[What is needed]
Below are the records; collect from them each line containing the string "Inline".

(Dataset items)
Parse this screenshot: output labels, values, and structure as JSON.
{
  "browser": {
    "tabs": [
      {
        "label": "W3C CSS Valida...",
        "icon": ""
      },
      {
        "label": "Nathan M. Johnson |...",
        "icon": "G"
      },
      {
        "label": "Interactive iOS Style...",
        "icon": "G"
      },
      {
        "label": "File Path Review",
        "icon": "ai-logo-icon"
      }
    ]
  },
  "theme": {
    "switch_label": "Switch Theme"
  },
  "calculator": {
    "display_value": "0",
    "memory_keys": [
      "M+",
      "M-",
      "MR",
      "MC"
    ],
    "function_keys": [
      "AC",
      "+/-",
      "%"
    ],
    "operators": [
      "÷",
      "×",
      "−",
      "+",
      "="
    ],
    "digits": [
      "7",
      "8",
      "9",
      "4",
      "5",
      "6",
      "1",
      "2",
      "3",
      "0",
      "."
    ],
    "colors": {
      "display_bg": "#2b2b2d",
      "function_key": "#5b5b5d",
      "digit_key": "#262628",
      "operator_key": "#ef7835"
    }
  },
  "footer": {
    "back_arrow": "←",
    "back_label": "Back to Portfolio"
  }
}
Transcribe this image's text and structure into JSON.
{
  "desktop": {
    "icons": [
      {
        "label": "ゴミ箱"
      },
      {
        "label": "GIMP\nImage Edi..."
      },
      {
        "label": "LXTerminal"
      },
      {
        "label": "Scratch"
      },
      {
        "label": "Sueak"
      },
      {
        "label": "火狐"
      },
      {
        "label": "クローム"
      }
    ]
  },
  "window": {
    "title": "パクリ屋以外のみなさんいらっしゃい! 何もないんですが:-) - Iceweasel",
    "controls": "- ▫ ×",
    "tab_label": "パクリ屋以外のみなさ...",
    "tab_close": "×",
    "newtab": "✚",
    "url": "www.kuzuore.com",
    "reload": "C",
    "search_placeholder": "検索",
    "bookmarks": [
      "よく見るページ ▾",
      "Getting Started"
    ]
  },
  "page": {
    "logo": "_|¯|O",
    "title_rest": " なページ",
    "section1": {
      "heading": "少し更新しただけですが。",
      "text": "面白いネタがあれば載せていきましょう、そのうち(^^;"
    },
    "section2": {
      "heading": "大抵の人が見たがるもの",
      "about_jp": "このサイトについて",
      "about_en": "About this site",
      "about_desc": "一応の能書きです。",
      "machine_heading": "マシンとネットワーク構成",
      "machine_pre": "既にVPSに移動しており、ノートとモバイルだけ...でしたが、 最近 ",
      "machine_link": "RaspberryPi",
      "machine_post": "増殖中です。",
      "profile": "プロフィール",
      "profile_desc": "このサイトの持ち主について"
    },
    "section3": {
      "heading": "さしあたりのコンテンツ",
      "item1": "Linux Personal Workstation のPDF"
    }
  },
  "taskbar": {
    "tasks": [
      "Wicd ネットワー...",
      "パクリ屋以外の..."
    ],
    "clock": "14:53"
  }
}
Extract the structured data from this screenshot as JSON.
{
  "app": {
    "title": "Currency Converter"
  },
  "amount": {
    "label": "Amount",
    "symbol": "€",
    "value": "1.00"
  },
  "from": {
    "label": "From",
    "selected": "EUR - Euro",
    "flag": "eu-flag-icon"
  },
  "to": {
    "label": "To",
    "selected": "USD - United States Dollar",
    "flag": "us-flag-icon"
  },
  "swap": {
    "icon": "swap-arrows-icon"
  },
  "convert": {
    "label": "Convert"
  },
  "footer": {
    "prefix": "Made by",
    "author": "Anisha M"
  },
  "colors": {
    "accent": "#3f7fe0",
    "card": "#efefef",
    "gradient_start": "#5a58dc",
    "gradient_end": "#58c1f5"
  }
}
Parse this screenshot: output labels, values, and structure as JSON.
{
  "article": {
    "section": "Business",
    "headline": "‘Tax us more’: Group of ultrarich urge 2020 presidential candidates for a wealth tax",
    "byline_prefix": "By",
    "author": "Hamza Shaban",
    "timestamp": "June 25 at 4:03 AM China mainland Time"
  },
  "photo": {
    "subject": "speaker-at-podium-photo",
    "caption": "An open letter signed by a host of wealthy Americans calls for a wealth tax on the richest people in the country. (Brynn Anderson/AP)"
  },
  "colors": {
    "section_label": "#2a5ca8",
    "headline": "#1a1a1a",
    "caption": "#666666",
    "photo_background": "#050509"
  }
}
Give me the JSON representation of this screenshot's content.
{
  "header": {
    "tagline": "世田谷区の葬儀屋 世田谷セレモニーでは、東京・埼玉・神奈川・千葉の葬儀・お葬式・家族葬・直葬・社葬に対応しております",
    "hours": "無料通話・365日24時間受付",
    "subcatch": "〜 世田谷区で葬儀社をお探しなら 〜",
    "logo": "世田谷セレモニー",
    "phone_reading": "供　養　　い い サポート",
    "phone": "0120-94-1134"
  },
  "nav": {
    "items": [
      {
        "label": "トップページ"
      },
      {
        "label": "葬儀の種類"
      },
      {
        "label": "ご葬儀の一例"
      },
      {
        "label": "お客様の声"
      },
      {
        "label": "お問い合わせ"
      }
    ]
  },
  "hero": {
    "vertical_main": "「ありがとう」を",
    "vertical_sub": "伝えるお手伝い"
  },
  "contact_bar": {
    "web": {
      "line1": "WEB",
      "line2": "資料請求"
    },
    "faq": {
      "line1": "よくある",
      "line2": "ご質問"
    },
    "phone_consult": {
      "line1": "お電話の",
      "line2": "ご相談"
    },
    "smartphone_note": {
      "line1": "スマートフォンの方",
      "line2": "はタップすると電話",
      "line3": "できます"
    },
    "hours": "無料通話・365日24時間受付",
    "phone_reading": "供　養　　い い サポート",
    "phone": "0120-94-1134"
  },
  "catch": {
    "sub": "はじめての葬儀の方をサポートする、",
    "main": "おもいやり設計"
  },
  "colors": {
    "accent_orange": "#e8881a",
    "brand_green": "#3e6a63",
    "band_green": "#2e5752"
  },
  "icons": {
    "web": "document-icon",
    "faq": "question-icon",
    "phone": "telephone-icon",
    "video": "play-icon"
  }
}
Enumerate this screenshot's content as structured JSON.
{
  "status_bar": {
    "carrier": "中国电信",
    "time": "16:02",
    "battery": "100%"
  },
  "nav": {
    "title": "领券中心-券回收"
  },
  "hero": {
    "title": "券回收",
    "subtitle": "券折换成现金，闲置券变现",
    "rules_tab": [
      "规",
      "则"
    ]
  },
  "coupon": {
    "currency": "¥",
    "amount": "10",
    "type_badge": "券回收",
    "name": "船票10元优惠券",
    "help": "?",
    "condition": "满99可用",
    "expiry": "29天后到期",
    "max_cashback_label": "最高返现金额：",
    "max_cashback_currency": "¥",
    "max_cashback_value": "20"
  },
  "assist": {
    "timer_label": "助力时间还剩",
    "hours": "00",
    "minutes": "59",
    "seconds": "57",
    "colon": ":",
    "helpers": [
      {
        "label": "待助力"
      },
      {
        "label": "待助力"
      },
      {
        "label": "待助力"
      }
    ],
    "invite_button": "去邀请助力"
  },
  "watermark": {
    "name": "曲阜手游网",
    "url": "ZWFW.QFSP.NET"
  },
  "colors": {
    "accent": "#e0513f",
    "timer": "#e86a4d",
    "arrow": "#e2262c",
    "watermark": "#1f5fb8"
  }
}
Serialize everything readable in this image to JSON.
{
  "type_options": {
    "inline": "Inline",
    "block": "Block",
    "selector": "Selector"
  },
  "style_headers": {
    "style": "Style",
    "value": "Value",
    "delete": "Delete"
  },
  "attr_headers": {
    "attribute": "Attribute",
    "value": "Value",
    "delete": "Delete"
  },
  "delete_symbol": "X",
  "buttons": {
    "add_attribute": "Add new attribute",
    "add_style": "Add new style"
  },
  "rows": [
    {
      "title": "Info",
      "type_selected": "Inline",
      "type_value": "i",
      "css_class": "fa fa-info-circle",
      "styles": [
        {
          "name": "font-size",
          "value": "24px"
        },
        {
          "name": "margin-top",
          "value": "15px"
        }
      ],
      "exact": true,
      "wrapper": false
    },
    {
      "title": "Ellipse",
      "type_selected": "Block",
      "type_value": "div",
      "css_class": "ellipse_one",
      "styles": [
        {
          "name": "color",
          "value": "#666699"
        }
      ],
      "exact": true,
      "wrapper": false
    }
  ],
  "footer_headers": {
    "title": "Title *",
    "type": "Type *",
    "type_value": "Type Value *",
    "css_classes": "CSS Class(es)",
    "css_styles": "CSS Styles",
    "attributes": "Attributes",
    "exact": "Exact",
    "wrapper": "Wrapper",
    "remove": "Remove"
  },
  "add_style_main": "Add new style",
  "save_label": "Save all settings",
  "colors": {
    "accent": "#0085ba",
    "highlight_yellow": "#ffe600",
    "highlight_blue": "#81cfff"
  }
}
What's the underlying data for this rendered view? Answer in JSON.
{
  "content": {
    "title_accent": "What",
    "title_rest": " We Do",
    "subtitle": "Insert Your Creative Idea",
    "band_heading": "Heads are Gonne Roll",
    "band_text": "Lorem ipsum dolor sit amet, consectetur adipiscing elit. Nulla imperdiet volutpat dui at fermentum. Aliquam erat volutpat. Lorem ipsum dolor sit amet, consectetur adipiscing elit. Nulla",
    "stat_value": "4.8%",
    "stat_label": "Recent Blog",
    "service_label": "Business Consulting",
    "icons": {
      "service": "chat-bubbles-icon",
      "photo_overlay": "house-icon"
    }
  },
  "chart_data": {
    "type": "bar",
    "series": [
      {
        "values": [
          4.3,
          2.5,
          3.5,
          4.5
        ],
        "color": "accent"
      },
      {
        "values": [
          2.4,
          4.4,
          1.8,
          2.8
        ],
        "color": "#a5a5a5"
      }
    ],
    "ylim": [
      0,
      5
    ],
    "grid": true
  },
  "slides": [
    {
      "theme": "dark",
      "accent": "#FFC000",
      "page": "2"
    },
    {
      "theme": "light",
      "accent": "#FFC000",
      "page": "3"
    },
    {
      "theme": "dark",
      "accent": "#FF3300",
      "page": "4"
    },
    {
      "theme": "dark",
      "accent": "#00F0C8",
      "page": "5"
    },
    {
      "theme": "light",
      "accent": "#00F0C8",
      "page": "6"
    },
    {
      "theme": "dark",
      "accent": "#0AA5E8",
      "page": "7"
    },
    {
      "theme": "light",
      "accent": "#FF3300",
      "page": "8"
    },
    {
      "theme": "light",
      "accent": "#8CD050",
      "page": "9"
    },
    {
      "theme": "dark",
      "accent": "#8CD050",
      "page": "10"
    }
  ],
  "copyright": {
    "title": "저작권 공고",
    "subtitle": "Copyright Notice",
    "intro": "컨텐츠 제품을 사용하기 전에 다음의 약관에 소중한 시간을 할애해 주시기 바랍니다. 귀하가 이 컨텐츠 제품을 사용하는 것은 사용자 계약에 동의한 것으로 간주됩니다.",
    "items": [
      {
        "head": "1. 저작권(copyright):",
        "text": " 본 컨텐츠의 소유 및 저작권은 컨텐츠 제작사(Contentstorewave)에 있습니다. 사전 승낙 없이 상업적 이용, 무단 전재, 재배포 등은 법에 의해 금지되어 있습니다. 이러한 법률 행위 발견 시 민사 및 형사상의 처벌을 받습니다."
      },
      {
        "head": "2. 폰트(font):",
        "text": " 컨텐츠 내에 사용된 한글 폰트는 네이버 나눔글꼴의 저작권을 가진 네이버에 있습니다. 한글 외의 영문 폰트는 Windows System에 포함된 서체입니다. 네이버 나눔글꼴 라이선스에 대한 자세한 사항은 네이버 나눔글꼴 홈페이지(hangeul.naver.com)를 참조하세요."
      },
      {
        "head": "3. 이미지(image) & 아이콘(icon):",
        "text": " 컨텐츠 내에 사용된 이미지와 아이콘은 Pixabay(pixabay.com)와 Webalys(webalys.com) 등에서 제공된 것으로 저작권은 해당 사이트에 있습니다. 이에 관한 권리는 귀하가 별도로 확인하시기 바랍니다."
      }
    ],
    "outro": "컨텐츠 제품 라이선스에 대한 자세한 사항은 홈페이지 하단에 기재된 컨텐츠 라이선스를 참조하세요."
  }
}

[The completed task]
    "inline": "Inline",
      "type_selected": "Inline",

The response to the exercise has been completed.